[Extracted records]
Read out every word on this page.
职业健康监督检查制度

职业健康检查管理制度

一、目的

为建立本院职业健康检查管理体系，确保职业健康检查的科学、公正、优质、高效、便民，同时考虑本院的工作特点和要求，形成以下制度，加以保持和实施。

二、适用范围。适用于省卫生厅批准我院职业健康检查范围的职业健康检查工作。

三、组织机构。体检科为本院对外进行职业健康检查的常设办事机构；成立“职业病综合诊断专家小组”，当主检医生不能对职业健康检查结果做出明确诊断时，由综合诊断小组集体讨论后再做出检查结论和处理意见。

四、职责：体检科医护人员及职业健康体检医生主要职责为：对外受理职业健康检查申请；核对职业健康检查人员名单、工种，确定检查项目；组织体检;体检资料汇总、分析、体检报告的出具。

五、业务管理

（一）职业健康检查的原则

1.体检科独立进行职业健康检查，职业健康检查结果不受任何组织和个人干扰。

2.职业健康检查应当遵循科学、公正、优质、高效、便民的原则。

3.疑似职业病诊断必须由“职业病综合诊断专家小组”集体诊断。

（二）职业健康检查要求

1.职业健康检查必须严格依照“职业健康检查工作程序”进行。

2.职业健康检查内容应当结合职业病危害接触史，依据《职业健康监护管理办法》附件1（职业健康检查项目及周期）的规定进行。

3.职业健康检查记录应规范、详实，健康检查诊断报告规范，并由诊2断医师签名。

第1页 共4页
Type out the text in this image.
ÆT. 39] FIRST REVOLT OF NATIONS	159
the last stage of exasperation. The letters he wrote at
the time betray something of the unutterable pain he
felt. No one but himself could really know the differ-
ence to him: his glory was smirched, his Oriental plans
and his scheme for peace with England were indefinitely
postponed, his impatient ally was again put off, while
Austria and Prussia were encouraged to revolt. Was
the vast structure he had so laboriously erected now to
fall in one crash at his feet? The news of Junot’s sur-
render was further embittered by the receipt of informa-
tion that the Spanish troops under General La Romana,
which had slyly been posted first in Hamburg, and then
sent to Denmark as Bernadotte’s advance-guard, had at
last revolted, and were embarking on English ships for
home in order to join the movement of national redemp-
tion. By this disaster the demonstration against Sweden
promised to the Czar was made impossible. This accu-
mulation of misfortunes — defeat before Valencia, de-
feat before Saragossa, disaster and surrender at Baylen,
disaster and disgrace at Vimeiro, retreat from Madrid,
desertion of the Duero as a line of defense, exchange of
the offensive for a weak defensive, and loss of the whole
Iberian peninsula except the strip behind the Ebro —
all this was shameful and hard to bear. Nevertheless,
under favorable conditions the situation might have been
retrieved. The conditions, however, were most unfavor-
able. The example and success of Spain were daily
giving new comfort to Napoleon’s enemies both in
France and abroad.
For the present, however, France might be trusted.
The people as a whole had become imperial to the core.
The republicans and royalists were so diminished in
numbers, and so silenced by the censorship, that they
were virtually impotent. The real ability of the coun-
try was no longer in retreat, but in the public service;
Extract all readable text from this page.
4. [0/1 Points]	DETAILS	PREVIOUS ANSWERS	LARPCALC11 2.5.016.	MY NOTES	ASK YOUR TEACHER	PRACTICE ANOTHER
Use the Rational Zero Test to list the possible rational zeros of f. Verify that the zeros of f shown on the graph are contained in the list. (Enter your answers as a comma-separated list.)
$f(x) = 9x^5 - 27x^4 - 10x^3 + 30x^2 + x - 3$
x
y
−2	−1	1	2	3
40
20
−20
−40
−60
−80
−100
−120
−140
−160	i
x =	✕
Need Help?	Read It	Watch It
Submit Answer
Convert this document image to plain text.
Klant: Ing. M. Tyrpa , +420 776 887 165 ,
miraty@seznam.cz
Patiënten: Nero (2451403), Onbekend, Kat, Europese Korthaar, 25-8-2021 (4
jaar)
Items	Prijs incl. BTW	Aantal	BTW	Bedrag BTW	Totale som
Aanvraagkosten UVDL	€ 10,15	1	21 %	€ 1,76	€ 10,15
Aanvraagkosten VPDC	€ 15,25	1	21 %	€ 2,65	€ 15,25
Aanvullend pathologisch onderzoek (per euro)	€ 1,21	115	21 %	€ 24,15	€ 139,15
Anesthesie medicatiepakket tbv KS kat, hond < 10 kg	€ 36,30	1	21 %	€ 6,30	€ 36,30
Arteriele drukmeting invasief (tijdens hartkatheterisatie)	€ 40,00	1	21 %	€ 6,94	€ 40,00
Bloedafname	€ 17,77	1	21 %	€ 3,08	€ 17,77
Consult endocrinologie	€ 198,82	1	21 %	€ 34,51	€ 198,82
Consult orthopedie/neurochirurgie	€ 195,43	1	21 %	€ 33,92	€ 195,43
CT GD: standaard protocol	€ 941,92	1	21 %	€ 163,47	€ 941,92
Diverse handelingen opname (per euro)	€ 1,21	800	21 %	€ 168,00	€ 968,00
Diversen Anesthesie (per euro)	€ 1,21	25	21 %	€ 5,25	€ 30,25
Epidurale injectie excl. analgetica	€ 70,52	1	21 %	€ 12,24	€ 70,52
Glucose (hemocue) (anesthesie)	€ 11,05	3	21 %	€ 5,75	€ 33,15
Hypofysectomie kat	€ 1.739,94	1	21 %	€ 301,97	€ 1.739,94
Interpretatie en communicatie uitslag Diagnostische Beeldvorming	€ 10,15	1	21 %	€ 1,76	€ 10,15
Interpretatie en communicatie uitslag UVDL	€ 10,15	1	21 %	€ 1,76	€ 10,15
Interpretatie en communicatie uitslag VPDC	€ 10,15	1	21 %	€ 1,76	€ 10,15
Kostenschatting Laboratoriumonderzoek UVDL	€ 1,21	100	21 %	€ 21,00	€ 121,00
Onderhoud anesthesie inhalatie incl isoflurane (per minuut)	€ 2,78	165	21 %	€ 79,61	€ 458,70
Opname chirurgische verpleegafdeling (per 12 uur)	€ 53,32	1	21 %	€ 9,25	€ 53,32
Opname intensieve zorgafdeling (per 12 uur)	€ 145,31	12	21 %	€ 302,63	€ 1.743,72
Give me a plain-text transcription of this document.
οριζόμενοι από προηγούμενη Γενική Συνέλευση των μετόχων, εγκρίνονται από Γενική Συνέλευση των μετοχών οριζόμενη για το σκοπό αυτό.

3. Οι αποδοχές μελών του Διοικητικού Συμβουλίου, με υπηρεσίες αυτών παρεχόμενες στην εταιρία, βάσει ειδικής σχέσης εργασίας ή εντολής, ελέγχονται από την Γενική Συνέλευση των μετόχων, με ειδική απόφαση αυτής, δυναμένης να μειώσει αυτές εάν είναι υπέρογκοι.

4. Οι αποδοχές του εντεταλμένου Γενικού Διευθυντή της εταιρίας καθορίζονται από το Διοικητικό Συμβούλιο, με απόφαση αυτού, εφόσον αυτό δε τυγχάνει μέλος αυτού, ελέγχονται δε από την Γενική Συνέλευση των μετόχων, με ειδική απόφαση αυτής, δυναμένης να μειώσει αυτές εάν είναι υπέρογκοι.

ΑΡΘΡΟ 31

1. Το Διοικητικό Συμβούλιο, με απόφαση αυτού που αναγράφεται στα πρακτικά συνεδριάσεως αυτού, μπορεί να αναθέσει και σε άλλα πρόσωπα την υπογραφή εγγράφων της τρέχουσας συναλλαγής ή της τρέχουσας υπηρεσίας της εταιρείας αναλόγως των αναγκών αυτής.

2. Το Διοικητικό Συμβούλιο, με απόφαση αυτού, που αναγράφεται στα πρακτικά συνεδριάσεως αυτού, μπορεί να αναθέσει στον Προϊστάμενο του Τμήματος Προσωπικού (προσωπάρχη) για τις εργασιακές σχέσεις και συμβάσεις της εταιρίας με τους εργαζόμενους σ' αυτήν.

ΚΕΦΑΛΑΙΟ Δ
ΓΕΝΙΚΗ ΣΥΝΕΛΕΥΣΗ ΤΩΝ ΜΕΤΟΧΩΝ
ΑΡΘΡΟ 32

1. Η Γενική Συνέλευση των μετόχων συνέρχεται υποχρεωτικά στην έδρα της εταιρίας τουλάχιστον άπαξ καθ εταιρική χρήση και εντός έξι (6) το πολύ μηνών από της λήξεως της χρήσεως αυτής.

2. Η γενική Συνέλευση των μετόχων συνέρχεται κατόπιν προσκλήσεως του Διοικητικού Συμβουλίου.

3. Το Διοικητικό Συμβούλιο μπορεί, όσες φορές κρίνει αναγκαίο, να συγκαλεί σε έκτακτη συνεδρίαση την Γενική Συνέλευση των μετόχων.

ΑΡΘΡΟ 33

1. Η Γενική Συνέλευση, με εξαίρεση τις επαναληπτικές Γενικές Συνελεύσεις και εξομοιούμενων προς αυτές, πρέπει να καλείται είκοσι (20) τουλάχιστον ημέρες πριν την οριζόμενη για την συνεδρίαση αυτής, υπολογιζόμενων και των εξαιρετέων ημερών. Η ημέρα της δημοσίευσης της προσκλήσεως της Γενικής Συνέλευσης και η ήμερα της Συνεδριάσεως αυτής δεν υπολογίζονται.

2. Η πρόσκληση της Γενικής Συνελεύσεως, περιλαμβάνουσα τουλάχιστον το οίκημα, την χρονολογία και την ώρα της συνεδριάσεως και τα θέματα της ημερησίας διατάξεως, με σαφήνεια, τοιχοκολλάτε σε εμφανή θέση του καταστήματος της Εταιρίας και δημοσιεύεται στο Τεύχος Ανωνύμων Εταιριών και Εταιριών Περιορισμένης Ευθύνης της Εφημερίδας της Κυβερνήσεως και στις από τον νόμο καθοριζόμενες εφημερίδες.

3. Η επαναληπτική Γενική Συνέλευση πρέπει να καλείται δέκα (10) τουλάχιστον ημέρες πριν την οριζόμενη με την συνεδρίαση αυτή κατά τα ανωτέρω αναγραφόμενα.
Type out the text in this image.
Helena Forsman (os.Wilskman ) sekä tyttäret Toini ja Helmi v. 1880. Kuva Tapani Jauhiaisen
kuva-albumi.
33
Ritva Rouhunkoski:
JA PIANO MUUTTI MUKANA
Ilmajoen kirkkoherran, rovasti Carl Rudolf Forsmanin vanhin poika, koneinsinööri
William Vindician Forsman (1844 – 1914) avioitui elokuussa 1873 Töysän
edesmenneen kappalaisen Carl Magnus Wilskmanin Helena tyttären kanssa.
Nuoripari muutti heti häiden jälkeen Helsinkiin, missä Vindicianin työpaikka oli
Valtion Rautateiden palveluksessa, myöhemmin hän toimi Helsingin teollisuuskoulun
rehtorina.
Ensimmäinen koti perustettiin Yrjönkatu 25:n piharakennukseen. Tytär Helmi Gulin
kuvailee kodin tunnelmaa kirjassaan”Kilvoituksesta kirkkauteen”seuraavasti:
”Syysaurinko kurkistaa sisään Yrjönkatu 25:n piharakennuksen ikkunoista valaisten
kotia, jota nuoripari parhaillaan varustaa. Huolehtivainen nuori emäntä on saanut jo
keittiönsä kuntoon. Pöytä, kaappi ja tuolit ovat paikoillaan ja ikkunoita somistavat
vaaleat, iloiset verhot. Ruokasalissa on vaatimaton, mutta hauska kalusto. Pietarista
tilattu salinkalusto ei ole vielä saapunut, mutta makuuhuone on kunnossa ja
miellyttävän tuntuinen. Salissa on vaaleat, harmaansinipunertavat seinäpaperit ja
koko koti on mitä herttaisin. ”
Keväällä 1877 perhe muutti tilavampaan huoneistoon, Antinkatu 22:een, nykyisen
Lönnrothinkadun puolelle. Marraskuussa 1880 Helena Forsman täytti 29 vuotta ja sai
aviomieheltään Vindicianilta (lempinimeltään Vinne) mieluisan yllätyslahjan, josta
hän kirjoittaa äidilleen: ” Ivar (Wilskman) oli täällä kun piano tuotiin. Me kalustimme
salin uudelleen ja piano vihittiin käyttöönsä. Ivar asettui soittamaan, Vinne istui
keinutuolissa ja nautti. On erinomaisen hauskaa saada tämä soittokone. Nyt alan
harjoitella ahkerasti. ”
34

*Work to do*
Locate all lines in the listing above with the word "Helena". Copy them.

*Result*
Helena Forsman (os.Wilskman ) sekä tyttäret Toini ja Helmi v. 1880. Kuva Tapani Jauhiaisen
edesmenneen kappalaisen Carl Magnus Wilskmanin Helena tyttären kanssa.
Lönnrothinkadun puolelle. Marraskuussa 1880 Helena Forsman täytti 29 vuotta ja sai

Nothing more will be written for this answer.